* START Data in this exercise *

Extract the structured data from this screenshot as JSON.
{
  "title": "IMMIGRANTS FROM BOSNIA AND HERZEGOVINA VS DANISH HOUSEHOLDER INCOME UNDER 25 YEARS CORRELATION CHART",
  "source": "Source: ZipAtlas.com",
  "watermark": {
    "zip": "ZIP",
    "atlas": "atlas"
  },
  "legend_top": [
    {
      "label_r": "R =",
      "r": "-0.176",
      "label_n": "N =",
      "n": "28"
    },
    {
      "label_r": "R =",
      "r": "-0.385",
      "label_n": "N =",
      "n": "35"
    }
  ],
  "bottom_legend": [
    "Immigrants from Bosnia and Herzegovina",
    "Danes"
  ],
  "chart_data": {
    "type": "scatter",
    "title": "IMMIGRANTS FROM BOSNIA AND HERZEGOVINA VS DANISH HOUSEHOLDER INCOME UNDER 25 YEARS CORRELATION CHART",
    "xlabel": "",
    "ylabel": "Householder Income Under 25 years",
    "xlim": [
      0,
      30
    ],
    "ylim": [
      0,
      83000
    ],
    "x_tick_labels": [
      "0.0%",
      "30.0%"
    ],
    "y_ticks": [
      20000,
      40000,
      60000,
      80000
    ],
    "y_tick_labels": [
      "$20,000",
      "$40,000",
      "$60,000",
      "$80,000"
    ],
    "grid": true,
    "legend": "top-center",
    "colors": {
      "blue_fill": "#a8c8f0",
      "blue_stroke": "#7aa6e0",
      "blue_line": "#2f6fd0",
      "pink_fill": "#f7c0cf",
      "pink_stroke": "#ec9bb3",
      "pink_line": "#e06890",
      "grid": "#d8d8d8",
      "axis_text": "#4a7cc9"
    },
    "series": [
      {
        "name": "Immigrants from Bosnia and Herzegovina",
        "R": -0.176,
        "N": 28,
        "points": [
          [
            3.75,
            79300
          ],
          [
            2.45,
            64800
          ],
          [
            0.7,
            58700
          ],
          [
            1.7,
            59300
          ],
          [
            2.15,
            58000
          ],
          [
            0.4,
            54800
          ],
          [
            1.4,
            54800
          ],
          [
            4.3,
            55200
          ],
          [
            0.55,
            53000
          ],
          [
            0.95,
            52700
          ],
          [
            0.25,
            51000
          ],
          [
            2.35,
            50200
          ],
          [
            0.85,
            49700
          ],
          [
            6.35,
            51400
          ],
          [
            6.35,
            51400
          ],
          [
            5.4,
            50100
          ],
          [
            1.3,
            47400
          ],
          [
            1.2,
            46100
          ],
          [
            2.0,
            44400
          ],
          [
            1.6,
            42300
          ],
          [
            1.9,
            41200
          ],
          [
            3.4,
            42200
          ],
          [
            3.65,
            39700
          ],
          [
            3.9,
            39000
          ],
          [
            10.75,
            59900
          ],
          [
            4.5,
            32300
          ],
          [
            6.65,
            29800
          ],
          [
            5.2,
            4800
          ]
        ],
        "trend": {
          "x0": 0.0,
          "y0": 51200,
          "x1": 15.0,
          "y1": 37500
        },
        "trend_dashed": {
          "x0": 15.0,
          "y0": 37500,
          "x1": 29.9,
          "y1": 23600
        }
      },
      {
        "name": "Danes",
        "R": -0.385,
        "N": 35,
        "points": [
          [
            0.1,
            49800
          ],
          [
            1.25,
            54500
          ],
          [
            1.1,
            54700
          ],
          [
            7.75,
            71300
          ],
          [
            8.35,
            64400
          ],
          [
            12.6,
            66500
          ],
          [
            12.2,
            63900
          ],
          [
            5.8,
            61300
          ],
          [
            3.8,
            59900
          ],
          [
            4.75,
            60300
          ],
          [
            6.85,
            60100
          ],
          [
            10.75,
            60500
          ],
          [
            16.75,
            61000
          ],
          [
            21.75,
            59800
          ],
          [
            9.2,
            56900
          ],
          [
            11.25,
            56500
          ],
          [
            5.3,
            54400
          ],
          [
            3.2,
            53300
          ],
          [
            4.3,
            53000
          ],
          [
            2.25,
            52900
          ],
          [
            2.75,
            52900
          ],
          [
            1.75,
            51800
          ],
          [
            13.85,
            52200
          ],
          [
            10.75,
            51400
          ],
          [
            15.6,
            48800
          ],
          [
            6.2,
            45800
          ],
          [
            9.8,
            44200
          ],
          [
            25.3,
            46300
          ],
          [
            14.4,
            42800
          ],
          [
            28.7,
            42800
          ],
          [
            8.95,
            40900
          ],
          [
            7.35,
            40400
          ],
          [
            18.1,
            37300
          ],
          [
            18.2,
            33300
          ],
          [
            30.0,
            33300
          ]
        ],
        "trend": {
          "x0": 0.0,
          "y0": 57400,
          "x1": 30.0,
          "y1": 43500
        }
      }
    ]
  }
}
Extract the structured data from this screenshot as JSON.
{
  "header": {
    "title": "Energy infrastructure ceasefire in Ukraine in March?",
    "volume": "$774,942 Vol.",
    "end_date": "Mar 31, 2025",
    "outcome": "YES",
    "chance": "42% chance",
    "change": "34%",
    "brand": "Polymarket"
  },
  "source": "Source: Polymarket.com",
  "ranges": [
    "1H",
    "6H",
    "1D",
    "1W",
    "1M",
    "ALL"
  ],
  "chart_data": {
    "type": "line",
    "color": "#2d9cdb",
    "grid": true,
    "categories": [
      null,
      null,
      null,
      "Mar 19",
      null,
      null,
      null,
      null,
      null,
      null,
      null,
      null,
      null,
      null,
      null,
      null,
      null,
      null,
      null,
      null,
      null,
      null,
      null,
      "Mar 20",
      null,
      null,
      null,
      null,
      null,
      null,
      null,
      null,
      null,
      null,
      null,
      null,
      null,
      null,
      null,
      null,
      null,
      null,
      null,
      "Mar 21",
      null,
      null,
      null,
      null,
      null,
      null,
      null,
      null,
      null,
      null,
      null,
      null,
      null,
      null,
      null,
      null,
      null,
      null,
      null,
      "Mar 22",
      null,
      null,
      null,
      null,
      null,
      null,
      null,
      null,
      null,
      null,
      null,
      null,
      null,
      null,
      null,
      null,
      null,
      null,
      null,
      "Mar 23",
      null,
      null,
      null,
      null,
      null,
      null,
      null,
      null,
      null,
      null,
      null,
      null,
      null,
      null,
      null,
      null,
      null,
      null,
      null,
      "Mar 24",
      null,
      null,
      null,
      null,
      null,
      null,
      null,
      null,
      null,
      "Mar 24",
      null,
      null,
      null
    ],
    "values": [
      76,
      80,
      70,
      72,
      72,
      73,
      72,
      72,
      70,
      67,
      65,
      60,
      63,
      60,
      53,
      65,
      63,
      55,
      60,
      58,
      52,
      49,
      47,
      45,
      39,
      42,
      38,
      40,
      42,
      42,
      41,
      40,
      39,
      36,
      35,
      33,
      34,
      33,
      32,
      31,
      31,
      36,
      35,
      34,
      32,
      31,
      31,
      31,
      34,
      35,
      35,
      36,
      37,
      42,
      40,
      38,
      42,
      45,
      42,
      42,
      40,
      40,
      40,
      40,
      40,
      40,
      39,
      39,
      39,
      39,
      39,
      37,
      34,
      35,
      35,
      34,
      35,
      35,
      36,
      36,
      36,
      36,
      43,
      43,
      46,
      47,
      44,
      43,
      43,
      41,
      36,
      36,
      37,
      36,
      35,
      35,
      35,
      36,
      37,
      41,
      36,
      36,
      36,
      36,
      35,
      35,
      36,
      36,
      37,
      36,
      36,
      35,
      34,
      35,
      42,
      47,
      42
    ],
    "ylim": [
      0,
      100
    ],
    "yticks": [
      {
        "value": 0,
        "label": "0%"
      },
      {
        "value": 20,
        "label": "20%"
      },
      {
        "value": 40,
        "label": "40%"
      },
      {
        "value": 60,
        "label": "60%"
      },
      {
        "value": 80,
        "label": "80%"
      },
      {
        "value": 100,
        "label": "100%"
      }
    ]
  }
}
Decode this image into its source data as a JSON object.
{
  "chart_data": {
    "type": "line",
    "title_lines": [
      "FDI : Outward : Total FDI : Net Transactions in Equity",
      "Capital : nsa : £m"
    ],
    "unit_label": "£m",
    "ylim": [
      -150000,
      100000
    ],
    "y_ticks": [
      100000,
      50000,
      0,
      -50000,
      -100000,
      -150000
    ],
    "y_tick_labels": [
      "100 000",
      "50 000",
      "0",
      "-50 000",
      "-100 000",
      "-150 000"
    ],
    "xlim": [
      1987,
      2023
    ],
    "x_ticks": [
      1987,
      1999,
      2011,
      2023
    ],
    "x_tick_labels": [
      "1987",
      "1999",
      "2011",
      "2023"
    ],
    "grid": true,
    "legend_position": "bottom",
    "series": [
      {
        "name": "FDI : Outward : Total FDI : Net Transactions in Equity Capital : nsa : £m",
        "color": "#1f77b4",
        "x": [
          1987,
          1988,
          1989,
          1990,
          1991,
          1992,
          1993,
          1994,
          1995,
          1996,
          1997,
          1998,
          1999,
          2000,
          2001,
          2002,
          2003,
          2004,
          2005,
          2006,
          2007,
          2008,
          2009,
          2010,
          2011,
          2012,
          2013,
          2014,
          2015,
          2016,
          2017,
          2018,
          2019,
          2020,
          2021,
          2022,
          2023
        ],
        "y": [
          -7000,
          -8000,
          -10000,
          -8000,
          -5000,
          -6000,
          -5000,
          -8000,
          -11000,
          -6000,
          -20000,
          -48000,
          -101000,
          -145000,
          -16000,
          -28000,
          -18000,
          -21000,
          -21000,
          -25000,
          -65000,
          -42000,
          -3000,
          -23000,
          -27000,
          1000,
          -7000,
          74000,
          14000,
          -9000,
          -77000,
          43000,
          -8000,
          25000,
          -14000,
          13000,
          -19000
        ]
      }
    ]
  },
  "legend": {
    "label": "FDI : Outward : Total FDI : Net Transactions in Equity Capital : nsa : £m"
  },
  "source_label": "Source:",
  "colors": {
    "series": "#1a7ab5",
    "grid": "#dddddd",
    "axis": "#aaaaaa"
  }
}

* END Data in this exercise *

**Stated goal**
Search the lines above for the string "Polymarket", then show every one that has it.

**Expected answer**
    "brand": "Polymarket"
  "source": "Source: Polymarket.com",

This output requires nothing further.